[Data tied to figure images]
•••

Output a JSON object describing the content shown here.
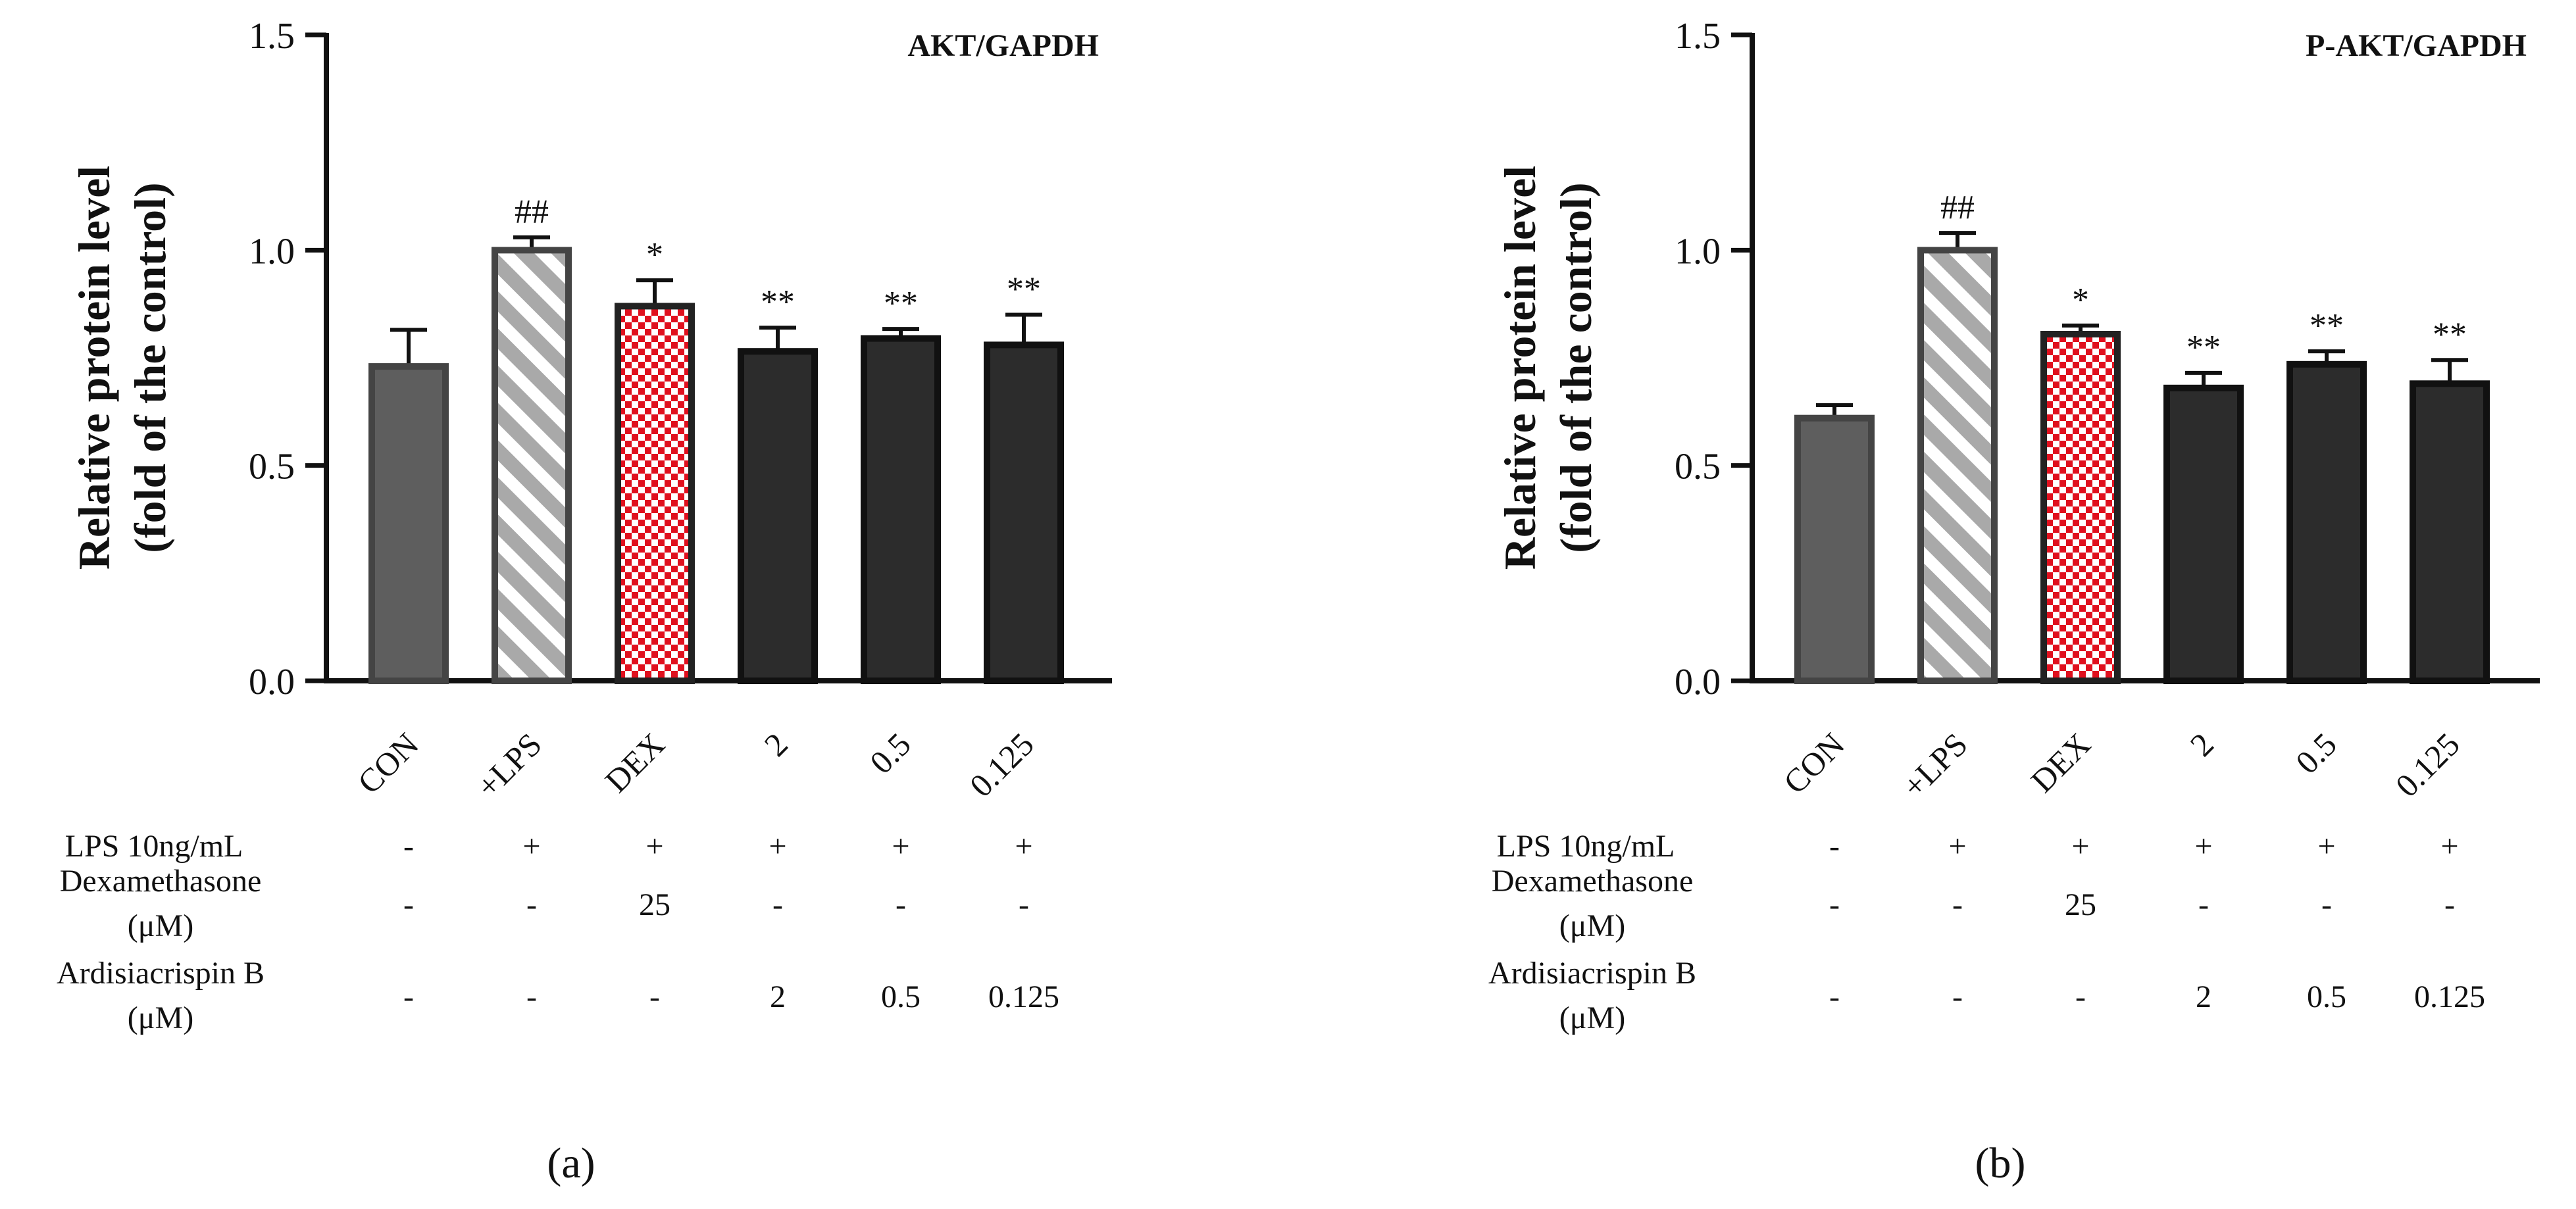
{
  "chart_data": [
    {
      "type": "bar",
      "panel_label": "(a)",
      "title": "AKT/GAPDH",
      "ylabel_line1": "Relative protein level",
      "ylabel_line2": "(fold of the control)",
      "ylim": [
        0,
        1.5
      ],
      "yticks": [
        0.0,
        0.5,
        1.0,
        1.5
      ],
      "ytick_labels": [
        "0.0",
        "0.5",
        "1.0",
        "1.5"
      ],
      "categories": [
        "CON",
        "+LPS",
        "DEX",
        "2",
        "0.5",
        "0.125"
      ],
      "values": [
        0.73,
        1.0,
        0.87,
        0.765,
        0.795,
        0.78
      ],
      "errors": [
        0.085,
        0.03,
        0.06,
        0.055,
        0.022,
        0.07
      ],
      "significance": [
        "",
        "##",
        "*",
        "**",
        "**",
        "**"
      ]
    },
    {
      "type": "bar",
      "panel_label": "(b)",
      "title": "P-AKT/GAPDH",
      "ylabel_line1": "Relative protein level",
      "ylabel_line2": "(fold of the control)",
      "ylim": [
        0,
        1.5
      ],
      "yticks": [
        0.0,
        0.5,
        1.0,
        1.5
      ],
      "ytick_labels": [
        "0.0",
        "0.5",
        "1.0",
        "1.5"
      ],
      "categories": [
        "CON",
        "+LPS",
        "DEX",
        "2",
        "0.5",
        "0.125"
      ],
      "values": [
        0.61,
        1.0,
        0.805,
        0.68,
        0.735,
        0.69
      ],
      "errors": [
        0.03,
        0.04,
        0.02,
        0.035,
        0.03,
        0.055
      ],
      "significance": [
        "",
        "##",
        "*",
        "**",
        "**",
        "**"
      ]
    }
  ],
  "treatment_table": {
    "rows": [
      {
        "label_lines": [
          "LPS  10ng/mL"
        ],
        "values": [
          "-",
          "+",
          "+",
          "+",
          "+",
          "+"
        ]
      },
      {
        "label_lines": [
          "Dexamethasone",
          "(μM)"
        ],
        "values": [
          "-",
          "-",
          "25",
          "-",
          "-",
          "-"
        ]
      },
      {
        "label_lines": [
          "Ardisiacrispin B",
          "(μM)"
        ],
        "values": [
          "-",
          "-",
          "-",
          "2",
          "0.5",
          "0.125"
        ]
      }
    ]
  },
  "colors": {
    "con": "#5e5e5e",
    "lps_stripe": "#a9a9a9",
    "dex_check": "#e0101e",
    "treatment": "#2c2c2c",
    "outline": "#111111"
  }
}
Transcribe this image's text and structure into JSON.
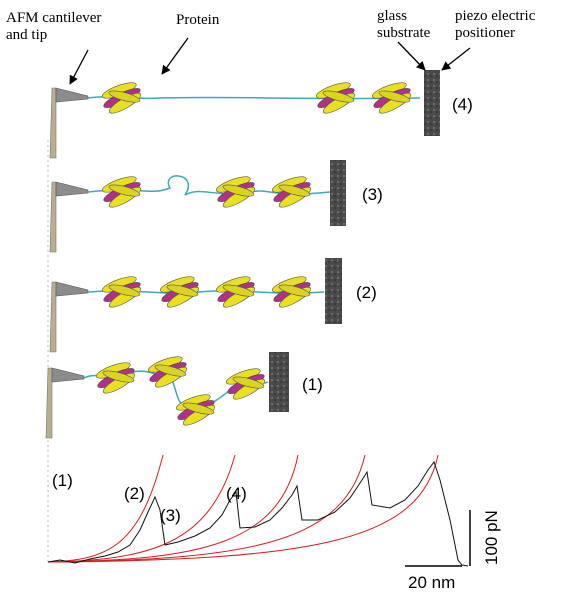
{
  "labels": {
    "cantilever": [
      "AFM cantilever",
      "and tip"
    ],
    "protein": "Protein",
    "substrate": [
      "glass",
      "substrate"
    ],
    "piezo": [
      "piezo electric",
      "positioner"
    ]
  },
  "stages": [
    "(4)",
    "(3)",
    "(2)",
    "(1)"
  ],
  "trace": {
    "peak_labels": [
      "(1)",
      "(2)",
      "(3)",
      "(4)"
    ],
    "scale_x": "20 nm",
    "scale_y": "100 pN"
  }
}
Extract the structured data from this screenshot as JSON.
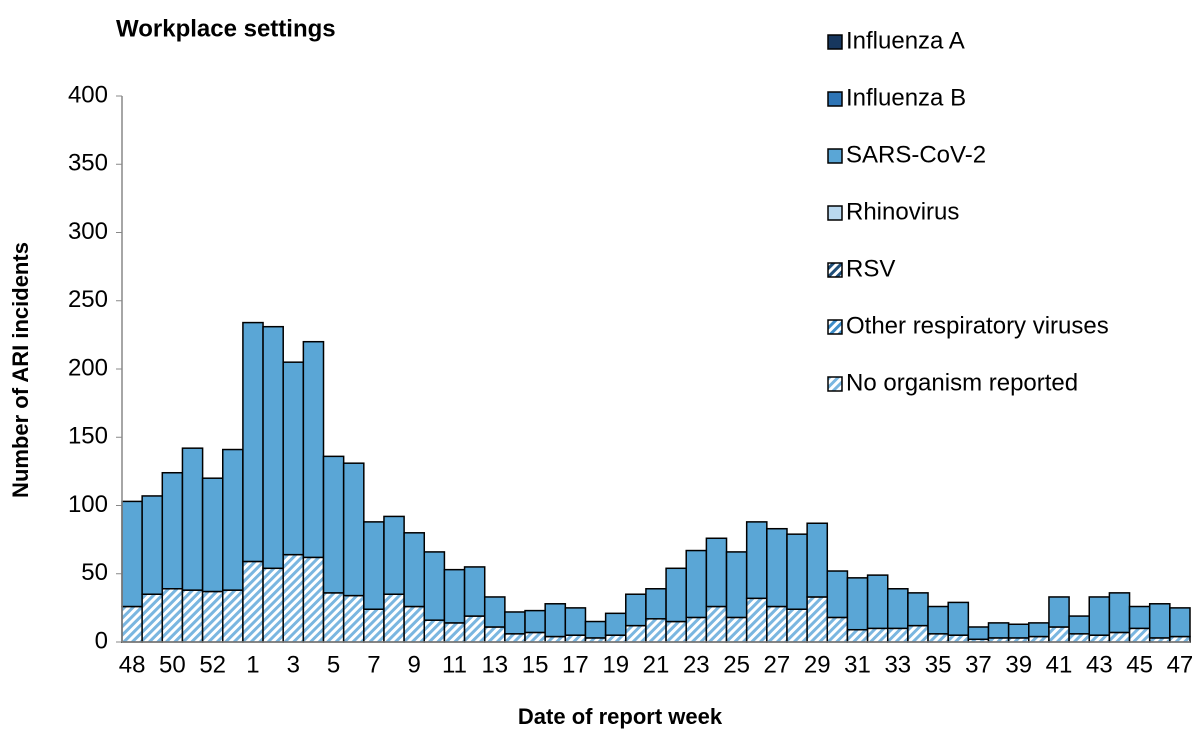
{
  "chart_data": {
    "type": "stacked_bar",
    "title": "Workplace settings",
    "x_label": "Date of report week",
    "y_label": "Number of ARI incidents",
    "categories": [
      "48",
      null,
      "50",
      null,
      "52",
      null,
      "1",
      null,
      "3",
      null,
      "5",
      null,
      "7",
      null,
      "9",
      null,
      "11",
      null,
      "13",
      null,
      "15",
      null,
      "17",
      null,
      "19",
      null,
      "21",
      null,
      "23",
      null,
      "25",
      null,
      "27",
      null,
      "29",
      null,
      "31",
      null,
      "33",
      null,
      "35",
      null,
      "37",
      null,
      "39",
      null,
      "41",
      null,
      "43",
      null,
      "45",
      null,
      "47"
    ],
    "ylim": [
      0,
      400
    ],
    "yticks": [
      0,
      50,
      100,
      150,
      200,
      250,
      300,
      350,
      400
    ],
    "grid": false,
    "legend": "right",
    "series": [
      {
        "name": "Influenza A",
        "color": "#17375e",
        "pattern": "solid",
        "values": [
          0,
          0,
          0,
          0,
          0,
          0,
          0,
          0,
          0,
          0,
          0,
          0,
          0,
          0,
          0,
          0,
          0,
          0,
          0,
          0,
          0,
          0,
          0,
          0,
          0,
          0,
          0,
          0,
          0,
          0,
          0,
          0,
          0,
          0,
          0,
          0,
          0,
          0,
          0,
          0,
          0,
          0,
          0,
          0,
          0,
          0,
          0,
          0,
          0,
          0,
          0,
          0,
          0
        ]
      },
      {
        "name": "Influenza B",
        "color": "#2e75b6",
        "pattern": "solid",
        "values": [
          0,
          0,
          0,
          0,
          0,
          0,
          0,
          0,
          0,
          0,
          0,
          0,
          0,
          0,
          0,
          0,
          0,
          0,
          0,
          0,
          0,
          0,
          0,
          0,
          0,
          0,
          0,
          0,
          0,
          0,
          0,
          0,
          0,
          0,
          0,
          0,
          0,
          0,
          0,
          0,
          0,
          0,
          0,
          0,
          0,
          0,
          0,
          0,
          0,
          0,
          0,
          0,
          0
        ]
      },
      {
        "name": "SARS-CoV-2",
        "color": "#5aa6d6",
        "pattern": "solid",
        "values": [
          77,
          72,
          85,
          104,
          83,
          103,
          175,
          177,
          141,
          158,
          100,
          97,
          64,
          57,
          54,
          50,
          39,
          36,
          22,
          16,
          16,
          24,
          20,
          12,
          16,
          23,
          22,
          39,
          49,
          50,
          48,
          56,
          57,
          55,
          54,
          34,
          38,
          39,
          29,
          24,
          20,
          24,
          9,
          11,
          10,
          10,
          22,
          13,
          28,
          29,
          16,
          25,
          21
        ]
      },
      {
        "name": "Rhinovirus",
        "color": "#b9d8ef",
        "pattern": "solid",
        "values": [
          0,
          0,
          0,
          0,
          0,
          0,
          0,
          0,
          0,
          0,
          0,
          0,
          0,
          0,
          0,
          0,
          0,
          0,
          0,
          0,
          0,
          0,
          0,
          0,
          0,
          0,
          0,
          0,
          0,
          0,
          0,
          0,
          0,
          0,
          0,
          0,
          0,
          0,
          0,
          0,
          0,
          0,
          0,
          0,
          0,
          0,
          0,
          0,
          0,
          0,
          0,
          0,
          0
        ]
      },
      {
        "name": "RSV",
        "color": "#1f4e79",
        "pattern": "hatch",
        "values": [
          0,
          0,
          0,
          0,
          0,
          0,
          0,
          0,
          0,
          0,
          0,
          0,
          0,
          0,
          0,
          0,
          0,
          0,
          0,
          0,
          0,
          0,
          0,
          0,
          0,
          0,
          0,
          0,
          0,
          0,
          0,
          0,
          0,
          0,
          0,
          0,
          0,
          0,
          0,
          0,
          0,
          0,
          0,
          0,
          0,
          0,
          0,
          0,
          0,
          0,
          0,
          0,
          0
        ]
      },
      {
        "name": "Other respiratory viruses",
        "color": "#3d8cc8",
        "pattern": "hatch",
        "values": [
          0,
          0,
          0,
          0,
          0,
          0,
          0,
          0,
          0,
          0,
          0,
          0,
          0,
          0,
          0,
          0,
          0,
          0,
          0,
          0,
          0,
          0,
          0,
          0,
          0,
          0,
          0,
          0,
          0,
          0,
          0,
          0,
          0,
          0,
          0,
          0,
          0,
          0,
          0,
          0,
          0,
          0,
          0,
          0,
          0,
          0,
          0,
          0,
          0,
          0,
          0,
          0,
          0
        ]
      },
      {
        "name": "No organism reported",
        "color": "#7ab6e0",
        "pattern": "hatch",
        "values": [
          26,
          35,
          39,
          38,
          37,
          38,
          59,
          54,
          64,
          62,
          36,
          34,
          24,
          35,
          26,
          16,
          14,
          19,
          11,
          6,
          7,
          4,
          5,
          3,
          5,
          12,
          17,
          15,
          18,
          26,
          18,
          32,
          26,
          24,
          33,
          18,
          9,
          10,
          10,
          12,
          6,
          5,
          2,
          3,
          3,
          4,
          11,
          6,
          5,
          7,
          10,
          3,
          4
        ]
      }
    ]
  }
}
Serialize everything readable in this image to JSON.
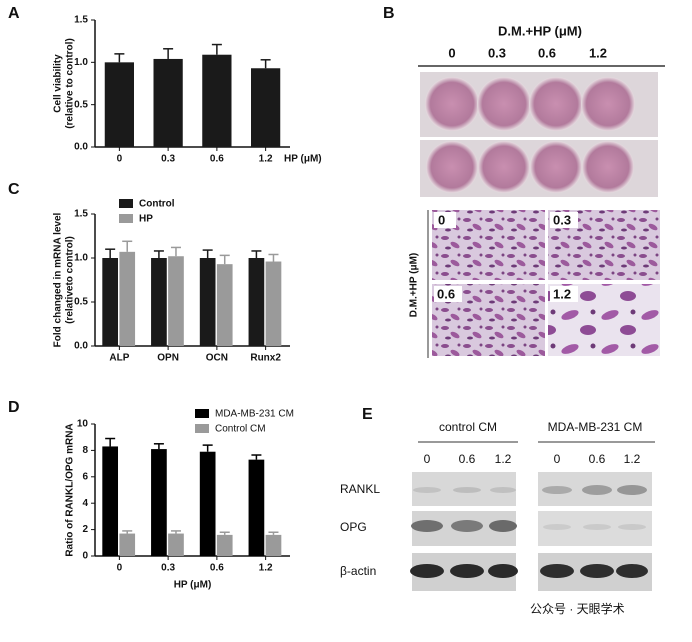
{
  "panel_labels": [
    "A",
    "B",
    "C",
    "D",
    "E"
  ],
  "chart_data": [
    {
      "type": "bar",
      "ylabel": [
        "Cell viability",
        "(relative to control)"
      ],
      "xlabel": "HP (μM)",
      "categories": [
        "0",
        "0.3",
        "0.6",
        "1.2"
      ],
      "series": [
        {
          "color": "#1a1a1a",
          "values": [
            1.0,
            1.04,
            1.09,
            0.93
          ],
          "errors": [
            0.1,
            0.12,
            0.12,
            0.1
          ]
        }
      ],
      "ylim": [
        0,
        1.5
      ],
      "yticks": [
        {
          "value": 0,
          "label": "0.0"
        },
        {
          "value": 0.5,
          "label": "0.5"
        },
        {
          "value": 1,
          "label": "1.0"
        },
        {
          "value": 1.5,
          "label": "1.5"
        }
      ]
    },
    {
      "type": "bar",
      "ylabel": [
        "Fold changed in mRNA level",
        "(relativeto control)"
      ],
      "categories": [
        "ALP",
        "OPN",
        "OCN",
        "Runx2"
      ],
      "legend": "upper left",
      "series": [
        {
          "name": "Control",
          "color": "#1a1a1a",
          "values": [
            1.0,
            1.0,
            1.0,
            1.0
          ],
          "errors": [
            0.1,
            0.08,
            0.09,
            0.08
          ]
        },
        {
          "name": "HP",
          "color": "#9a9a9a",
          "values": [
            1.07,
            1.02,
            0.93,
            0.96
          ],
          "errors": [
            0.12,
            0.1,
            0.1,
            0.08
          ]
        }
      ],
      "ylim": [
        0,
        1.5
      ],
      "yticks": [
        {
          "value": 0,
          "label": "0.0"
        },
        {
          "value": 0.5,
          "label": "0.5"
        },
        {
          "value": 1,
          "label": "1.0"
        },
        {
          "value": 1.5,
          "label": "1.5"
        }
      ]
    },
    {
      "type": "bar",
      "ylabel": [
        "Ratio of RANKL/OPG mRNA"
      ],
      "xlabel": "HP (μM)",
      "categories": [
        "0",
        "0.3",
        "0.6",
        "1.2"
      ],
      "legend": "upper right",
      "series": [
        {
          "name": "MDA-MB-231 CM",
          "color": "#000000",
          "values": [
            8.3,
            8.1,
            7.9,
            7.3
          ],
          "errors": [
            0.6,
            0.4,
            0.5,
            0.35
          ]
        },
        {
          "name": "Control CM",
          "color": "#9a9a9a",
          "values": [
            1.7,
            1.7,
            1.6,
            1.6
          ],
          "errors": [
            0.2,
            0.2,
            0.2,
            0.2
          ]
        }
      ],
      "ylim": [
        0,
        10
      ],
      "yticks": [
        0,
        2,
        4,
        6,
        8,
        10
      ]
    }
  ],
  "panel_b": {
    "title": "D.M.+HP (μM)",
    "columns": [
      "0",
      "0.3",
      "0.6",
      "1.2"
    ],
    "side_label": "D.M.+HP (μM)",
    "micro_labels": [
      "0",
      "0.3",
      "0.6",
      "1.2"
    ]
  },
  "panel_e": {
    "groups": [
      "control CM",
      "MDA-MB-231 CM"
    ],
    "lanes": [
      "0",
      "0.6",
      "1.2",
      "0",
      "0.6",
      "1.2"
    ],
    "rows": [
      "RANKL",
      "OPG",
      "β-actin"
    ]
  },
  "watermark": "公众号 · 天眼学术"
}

•••

Search the data and copy each line containing "JSON".

● **EXPECTED ANSWER**
Output a JSON object describing the content shown here.
Transcribe this image's text and structure into JSON.
Extract the structured data from this screenshot as JSON.
Serialize everything readable in this image to JSON.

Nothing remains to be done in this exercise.